▸ What the task requires
Go through the listing below and list every line with "Humanos".

▸ Collected data entries
* * * * * * *

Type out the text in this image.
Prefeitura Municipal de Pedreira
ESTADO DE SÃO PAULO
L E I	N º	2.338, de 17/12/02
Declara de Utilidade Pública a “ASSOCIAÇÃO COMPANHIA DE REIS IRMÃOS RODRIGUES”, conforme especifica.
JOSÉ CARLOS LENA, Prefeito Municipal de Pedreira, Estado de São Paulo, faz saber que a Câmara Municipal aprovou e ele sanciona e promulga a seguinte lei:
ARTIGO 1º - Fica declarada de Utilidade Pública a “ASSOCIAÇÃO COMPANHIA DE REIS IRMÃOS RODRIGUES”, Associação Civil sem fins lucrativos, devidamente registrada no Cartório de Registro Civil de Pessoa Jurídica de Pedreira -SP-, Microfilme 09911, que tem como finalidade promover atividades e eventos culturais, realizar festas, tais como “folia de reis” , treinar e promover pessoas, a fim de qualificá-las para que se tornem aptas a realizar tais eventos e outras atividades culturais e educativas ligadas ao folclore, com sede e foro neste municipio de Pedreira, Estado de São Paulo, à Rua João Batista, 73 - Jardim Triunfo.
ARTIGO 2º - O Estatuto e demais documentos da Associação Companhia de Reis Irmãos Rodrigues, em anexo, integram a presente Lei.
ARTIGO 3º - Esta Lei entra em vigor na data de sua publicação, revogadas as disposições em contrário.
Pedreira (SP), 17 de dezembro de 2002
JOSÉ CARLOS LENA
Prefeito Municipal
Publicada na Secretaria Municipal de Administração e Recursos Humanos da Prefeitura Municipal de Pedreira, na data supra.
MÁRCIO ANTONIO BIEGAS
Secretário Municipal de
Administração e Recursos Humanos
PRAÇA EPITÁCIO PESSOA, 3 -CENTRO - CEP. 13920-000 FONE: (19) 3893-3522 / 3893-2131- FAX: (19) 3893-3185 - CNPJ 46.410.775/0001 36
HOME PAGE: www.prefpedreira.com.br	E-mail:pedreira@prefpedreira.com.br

* * * * * * *

▸ Solution to the exercise
Publicada na Secretaria Municipal de Administração e Recursos Humanos da Prefeitura Municipal de Pedreira, na data supra.
Administração e Recursos Humanos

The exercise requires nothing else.